## BEGIN

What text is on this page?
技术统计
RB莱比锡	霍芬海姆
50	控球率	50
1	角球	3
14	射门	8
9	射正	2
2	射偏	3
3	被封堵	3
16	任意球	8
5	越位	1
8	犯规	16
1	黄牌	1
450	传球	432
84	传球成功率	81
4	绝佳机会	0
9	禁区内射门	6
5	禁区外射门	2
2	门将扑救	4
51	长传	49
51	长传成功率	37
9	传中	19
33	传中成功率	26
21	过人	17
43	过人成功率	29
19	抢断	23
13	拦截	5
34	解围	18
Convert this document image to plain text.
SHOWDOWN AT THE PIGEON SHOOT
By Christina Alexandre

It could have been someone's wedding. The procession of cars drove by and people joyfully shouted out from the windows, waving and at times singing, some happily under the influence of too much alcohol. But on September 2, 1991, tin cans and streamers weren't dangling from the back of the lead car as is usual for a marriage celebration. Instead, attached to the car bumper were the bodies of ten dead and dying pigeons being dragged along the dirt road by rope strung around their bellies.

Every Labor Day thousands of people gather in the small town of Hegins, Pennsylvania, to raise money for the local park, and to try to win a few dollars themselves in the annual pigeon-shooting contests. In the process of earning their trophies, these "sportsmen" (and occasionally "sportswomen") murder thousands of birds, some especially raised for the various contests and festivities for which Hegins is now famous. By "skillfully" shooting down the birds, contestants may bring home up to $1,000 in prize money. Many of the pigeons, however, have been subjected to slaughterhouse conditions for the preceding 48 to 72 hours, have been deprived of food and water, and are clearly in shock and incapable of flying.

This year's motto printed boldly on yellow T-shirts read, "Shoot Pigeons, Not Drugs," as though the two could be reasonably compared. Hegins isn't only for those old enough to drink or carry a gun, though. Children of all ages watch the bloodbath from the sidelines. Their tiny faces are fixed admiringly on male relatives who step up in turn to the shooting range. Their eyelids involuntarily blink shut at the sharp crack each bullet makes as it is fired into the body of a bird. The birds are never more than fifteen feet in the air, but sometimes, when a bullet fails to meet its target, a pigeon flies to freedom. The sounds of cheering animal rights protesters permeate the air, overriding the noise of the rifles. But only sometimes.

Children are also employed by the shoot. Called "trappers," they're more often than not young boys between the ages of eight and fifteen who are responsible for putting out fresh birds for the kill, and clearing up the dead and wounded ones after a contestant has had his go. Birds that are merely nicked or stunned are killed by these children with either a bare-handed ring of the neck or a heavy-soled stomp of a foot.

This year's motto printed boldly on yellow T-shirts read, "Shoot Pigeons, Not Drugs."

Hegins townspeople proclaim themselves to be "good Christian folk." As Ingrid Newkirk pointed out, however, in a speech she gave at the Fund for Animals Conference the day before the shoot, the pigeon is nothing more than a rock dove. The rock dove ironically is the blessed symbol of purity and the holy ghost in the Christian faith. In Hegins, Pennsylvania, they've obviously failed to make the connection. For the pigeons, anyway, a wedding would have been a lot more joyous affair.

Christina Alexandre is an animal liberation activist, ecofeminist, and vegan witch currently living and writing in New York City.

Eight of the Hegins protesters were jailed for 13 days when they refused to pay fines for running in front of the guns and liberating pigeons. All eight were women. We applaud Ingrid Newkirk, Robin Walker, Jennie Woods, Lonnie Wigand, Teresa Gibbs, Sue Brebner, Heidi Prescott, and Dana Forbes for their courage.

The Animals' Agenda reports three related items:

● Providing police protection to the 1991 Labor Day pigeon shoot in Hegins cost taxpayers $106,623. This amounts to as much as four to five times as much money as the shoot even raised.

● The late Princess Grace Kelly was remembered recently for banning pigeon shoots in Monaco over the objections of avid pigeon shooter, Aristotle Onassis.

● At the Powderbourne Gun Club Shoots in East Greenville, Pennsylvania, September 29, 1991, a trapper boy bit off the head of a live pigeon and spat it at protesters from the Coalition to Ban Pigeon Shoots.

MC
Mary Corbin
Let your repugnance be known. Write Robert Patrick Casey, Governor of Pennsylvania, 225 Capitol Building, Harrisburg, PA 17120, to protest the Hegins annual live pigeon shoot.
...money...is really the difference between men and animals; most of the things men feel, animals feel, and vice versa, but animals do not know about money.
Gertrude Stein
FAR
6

## END

■ **Problem to work on**
Your task is to output the full set of records exactly as presented.

■ **Reply**
What text is on this page?
技术统计
RB莱比锡	霍芬海姆
50	控球率	50
1	角球	3
14	射门	8
9	射正	2
2	射偏	3
3	被封堵	3
16	任意球	8
5	越位	1
8	犯规	16
1	黄牌	1
450	传球	432
84	传球成功率	81
4	绝佳机会	0
9	禁区内射门	6
5	禁区外射门	2
2	门将扑救	4
51	长传	49
51	长传成功率	37
9	传中	19
33	传中成功率	26
21	过人	17
43	过人成功率	29
19	抢断	23
13	拦截	5
34	解围	18
Convert this document image to plain text.
SHOWDOWN AT THE PIGEON SHOOT
By Christina Alexandre

It could have been someone's wedding. The procession of cars drove by and people joyfully shouted out from the windows, waving and at times singing, some happily under the influence of too much alcohol. But on September 2, 1991, tin cans and streamers weren't dangling from the back of the lead car as is usual for a marriage celebration. Instead, attached to the car bumper were the bodies of ten dead and dying pigeons being dragged along the dirt road by rope strung around their bellies.

Every Labor Day thousands of people gather in the small town of Hegins, Pennsylvania, to raise money for the local park, and to try to win a few dollars themselves in the annual pigeon-shooting contests. In the process of earning their trophies, these "sportsmen" (and occasionally "sportswomen") murder thousands of birds, some especially raised for the various contests and festivities for which Hegins is now famous. By "skillfully" shooting down the birds, contestants may bring home up to $1,000 in prize money. Many of the pigeons, however, have been subjected to slaughterhouse conditions for the preceding 48 to 72 hours, have been deprived of food and water, and are clearly in shock and incapable of flying.

This year's motto printed boldly on yellow T-shirts read, "Shoot Pigeons, Not Drugs," as though the two could be reasonably compared. Hegins isn't only for those old enough to drink or carry a gun, though. Children of all ages watch the bloodbath from the sidelines. Their tiny faces are fixed admiringly on male relatives who step up in turn to the shooting range. Their eyelids involuntarily blink shut at the sharp crack each bullet makes as it is fired into the body of a bird. The birds are never more than fifteen feet in the air, but sometimes, when a bullet fails to meet its target, a pigeon flies to freedom. The sounds of cheering animal rights protesters permeate the air, overriding the noise of the rifles. But only sometimes.

Children are also employed by the shoot. Called "trappers," they're more often than not young boys between the ages of eight and fifteen who are responsible for putting out fresh birds for the kill, and clearing up the dead and wounded ones after a contestant has had his go. Birds that are merely nicked or stunned are killed by these children with either a bare-handed ring of the neck or a heavy-soled stomp of a foot.

This year's motto printed boldly on yellow T-shirts read, "Shoot Pigeons, Not Drugs."

Hegins townspeople proclaim themselves to be "good Christian folk." As Ingrid Newkirk pointed out, however, in a speech she gave at the Fund for Animals Conference the day before the shoot, the pigeon is nothing more than a rock dove. The rock dove ironically is the blessed symbol of purity and the holy ghost in the Christian faith. In Hegins, Pennsylvania, they've obviously failed to make the connection. For the pigeons, anyway, a wedding would have been a lot more joyous affair.

Christina Alexandre is an animal liberation activist, ecofeminist, and vegan witch currently living and writing in New York City.

Eight of the Hegins protesters were jailed for 13 days when they refused to pay fines for running in front of the guns and liberating pigeons. All eight were women. We applaud Ingrid Newkirk, Robin Walker, Jennie Woods, Lonnie Wigand, Teresa Gibbs, Sue Brebner, Heidi Prescott, and Dana Forbes for their courage.

The Animals' Agenda reports three related items:

● Providing police protection to the 1991 Labor Day pigeon shoot in Hegins cost taxpayers $106,623. This amounts to as much as four to five times as much money as the shoot even raised.

● The late Princess Grace Kelly was remembered recently for banning pigeon shoots in Monaco over the objections of avid pigeon shooter, Aristotle Onassis.

● At the Powderbourne Gun Club Shoots in East Greenville, Pennsylvania, September 29, 1991, a trapper boy bit off the head of a live pigeon and spat it at protesters from the Coalition to Ban Pigeon Shoots.

MC
Mary Corbin
Let your repugnance be known. Write Robert Patrick Casey, Governor of Pennsylvania, 225 Capitol Building, Harrisburg, PA 17120, to protest the Hegins annual live pigeon shoot.
...money...is really the difference between men and animals; most of the things men feel, animals feel, and vice versa, but animals do not know about money.
Gertrude Stein
FAR
6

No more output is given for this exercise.